— DATA ENTRIES —
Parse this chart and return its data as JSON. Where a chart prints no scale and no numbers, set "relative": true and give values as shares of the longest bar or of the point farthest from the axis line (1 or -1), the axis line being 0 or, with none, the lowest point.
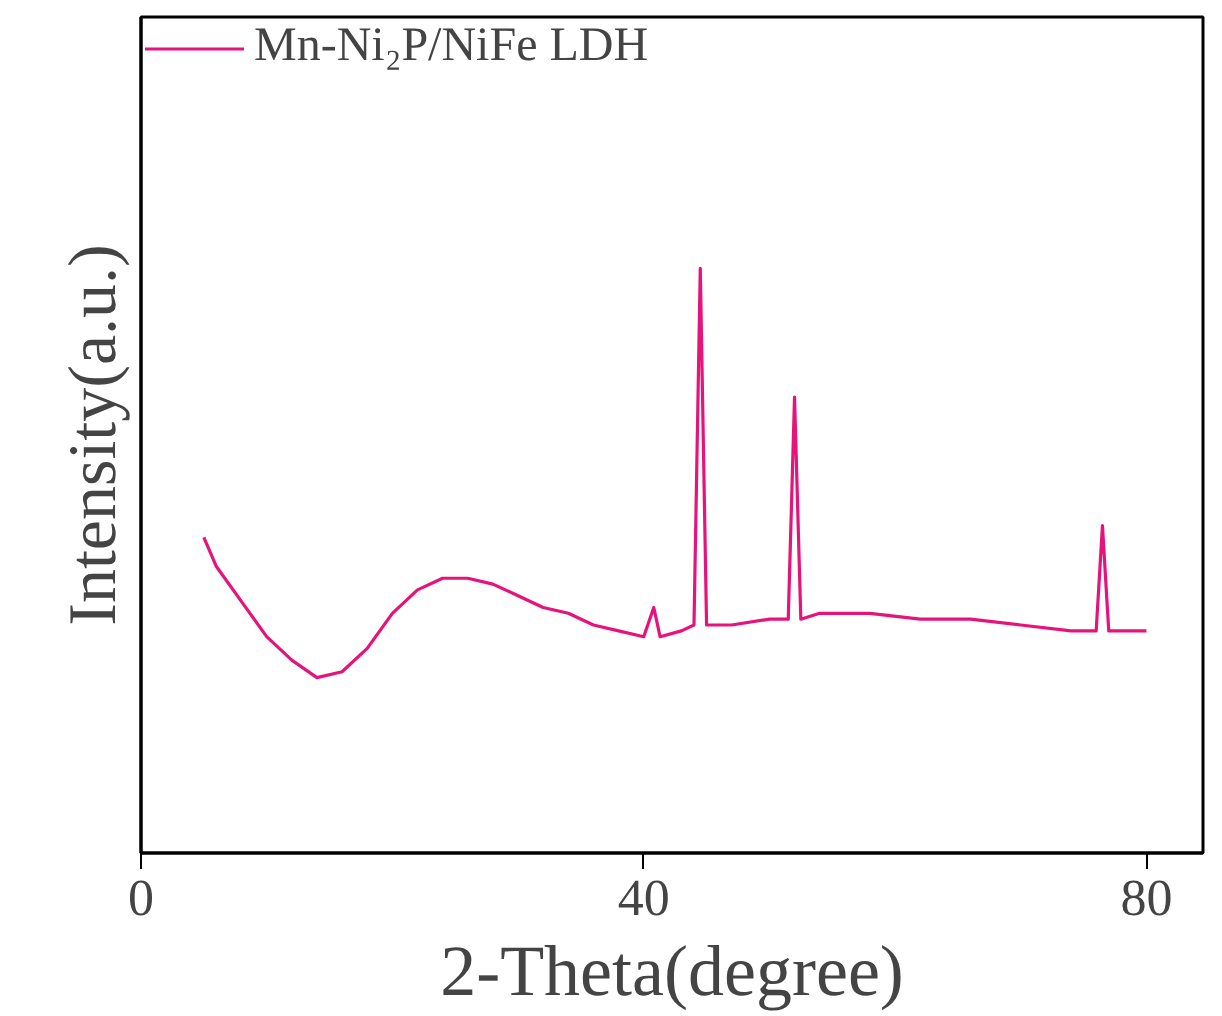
{
  "chart_data": {
    "type": "line",
    "xlabel": "2-Theta(degree)",
    "ylabel": "Intensity(a.u.)",
    "relative": true,
    "xlim": [
      0,
      84.5
    ],
    "xticks": [
      0,
      40,
      80
    ],
    "grid": false,
    "legend": "top left",
    "line_style": "solid",
    "marker": "none",
    "series": [
      {
        "name": "Mn-Ni₂P/NiFe LDH",
        "color": "#e6147a",
        "x": [
          5,
          6,
          8,
          10,
          12,
          14,
          16,
          18,
          20,
          22,
          24,
          26,
          28,
          30,
          32,
          34,
          36,
          38,
          40,
          40.8,
          41.3,
          43,
          44,
          44.5,
          45,
          47,
          50,
          51.5,
          52,
          52.5,
          54,
          58,
          62,
          66,
          70,
          74,
          76,
          76.5,
          77,
          80
        ],
        "values": [
          0.54,
          0.49,
          0.43,
          0.37,
          0.33,
          0.3,
          0.31,
          0.35,
          0.41,
          0.45,
          0.47,
          0.47,
          0.46,
          0.44,
          0.42,
          0.41,
          0.39,
          0.38,
          0.37,
          0.42,
          0.37,
          0.38,
          0.39,
          1.0,
          0.39,
          0.39,
          0.4,
          0.4,
          0.78,
          0.4,
          0.41,
          0.41,
          0.4,
          0.4,
          0.39,
          0.38,
          0.38,
          0.56,
          0.38,
          0.38
        ]
      }
    ]
  }
}
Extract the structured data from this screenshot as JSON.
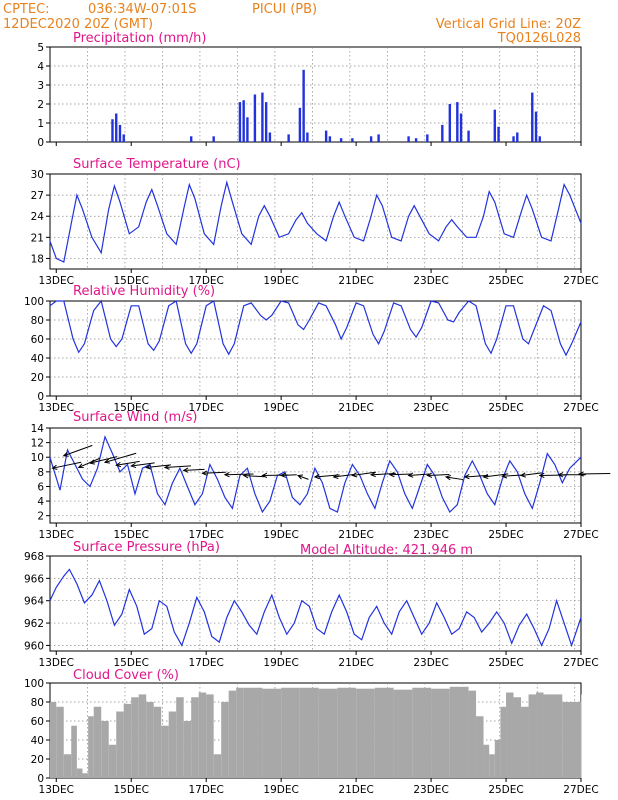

— AIM —
Quote the entries in full. Any image among them is to be omitted from the copy.

— WRITTEN REPLY —
Parse this chart and return its data as JSON. Where a chart prints no scale and no numbers, set "relative": true and give values as shares of the longest bar or of the point farthest from the axis line (1 or -1), the axis line being 0 or, with none, the lowest point.
{
  "chart_data": {
    "type": "line",
    "xlabel": "2-Theta(degree)",
    "ylabel": "Intensity(a.u.)",
    "relative": true,
    "xlim": [
      0,
      84.5
    ],
    "xticks": [
      0,
      40,
      80
    ],
    "grid": false,
    "legend": "top left",
    "line_style": "solid",
    "marker": "none",
    "series": [
      {
        "name": "Mn-Ni₂P/NiFe LDH",
        "color": "#e6147a",
        "x": [
          5,
          6,
          8,
          10,
          12,
          14,
          16,
          18,
          20,
          22,
          24,
          26,
          28,
          30,
          32,
          34,
          36,
          38,
          40,
          40.8,
          41.3,
          43,
          44,
          44.5,
          45,
          47,
          50,
          51.5,
          52,
          52.5,
          54,
          58,
          62,
          66,
          70,
          74,
          76,
          76.5,
          77,
          80
        ],
        "values": [
          0.54,
          0.49,
          0.43,
          0.37,
          0.33,
          0.3,
          0.31,
          0.35,
          0.41,
          0.45,
          0.47,
          0.47,
          0.46,
          0.44,
          0.42,
          0.41,
          0.39,
          0.38,
          0.37,
          0.42,
          0.37,
          0.38,
          0.39,
          1.0,
          0.39,
          0.39,
          0.4,
          0.4,
          0.78,
          0.4,
          0.41,
          0.41,
          0.4,
          0.4,
          0.39,
          0.38,
          0.38,
          0.56,
          0.38,
          0.38
        ]
      }
    ]
  }
}
Extract the structured data from this screenshot as JSON.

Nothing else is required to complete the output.